╔══

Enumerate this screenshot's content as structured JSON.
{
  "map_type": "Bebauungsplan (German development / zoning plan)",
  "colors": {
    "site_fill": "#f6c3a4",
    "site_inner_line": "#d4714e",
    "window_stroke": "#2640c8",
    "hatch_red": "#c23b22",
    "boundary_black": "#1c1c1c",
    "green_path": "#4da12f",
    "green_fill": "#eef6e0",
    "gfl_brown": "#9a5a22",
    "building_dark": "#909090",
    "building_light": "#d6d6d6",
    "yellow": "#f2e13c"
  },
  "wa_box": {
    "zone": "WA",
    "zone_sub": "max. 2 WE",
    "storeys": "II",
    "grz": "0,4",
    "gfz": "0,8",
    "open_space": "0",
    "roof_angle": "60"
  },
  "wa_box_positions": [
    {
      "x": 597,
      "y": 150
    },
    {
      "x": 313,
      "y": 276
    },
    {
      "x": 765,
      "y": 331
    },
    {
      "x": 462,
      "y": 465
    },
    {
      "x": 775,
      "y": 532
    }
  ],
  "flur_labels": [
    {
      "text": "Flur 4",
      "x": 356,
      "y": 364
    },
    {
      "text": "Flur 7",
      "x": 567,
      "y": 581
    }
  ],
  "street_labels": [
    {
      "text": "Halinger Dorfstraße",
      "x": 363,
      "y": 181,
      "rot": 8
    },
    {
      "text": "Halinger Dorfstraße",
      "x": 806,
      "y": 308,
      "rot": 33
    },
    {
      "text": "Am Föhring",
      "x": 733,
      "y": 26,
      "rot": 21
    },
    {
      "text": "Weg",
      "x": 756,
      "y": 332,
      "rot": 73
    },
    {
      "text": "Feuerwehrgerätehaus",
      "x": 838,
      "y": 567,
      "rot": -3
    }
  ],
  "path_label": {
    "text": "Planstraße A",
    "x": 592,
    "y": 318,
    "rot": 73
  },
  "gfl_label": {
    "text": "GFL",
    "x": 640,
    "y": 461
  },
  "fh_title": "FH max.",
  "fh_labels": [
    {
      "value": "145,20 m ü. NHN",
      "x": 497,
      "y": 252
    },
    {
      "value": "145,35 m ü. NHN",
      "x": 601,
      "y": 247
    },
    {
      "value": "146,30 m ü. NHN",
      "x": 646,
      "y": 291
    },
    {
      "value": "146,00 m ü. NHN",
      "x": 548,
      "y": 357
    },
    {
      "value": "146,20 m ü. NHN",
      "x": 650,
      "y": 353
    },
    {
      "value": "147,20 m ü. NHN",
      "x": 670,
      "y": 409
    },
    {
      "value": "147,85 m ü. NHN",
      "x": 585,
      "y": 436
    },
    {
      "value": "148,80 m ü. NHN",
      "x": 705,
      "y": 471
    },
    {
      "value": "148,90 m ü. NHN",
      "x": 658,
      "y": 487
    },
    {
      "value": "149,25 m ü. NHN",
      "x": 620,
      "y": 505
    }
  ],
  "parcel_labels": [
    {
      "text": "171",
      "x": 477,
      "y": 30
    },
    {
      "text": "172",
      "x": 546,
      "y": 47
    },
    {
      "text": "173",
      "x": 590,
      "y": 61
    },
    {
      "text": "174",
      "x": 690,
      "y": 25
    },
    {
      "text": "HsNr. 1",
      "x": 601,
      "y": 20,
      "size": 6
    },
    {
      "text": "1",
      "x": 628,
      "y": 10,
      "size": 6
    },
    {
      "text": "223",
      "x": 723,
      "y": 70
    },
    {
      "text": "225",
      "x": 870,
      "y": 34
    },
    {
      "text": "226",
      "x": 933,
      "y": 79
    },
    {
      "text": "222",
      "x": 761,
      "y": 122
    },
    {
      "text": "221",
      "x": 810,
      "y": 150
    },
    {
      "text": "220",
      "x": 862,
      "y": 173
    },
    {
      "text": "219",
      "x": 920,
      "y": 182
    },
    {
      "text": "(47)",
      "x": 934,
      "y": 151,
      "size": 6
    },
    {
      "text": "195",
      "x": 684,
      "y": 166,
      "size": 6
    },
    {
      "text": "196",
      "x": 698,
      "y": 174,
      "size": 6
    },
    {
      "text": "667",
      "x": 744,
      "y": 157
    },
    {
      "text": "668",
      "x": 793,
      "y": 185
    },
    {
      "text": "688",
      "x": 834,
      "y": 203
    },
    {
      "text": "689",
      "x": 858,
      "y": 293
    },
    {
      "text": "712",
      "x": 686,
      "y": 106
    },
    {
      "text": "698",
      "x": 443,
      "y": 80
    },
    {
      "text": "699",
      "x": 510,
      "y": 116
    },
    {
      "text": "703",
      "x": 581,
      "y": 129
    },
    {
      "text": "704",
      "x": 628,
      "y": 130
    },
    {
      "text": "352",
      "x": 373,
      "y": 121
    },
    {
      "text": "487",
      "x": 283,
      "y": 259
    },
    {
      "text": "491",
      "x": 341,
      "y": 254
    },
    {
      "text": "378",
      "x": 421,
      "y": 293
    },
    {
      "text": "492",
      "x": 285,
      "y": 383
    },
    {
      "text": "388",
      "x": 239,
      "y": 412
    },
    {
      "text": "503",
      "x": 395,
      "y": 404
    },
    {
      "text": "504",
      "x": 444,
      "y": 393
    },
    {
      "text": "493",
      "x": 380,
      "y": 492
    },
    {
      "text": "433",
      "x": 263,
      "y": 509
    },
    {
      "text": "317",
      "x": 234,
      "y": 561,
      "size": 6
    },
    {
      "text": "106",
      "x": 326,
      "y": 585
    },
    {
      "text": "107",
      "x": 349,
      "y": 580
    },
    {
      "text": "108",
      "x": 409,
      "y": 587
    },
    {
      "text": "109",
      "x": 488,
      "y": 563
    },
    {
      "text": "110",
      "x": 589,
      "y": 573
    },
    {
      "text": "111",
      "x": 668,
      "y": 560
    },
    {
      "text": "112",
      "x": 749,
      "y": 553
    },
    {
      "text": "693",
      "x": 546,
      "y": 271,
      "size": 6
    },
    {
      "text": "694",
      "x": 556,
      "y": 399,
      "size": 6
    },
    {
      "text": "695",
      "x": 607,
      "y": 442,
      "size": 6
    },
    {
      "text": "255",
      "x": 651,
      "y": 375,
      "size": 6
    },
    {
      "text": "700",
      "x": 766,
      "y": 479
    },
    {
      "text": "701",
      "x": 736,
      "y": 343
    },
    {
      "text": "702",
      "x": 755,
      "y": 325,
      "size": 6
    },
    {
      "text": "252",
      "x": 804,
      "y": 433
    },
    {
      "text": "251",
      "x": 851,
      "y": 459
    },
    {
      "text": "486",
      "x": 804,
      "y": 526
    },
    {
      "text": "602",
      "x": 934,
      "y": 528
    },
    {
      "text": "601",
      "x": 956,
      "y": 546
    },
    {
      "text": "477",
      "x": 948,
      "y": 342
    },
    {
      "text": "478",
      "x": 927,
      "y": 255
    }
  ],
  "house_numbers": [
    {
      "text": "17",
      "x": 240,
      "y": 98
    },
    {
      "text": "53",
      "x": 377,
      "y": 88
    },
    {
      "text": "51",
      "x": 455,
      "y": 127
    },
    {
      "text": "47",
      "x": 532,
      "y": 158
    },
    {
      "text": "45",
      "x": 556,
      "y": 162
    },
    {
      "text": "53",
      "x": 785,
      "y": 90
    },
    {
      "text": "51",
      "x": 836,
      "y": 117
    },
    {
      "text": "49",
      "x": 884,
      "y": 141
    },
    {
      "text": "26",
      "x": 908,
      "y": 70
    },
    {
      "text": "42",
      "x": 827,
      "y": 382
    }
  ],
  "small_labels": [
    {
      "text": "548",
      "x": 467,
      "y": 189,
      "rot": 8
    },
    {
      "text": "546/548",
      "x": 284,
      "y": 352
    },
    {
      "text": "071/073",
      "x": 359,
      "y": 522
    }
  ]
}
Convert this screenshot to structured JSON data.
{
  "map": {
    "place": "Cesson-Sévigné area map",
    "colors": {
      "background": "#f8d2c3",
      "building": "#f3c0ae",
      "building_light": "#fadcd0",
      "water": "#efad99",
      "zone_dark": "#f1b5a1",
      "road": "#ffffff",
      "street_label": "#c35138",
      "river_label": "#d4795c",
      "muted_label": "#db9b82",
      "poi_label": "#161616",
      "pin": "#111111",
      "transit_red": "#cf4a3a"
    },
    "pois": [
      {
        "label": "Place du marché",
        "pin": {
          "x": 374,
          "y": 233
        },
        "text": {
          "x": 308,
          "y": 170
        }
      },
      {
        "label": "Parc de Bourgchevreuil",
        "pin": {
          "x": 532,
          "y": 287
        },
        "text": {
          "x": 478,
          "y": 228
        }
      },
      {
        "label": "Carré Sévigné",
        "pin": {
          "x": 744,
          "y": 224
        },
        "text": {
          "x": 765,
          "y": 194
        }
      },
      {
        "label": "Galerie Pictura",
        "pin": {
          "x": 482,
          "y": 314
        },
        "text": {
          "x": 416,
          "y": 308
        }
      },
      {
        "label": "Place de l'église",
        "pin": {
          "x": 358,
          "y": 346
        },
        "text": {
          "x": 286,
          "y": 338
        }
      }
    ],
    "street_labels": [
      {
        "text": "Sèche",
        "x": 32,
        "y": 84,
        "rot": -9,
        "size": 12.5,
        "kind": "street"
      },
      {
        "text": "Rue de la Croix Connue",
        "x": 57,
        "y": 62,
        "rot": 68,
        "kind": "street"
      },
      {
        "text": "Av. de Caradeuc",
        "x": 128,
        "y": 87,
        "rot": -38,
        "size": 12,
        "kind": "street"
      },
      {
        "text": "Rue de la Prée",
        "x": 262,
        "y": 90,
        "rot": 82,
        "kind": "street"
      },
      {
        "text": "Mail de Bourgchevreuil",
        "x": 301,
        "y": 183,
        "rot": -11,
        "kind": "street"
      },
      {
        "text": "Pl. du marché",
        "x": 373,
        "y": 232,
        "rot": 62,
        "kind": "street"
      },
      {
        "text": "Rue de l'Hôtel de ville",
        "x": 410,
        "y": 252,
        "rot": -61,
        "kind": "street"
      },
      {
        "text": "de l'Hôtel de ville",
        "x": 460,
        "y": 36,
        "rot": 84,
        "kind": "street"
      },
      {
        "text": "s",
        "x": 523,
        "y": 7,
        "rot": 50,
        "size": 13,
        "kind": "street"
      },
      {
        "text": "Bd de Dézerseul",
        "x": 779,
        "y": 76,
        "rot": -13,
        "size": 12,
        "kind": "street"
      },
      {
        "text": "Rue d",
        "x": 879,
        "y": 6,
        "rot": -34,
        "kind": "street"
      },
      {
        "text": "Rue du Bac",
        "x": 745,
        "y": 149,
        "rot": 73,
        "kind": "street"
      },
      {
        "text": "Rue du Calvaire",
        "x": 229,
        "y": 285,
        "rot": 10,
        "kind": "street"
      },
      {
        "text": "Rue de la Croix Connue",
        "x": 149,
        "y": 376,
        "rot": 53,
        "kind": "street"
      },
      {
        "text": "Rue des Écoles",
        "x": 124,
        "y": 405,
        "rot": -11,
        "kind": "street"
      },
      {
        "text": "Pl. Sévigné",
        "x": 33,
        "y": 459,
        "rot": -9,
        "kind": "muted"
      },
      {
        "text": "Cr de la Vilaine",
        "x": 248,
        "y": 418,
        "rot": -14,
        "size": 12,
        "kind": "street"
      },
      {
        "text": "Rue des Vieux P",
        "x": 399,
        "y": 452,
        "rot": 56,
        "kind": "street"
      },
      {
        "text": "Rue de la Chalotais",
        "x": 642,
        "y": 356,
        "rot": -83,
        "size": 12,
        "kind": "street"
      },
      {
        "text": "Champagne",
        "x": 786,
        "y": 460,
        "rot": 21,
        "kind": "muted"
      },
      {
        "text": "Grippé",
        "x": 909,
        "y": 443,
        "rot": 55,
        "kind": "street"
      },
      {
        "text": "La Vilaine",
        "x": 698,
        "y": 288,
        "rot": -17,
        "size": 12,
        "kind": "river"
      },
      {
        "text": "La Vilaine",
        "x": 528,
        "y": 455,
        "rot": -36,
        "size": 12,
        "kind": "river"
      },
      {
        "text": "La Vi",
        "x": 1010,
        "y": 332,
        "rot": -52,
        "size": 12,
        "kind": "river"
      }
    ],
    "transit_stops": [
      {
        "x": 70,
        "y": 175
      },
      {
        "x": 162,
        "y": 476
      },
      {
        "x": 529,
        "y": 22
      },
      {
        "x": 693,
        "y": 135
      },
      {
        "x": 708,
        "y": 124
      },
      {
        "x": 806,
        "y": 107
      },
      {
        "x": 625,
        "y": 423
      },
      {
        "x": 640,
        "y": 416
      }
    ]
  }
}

╚══

◆ **GOAL**:
From the entries, copy out each line containing the word "screenshot".

◆ **RESPONSE TO THE TASK**:
Enumerate this screenshot's content as structured JSON.
Convert this screenshot to structured JSON data.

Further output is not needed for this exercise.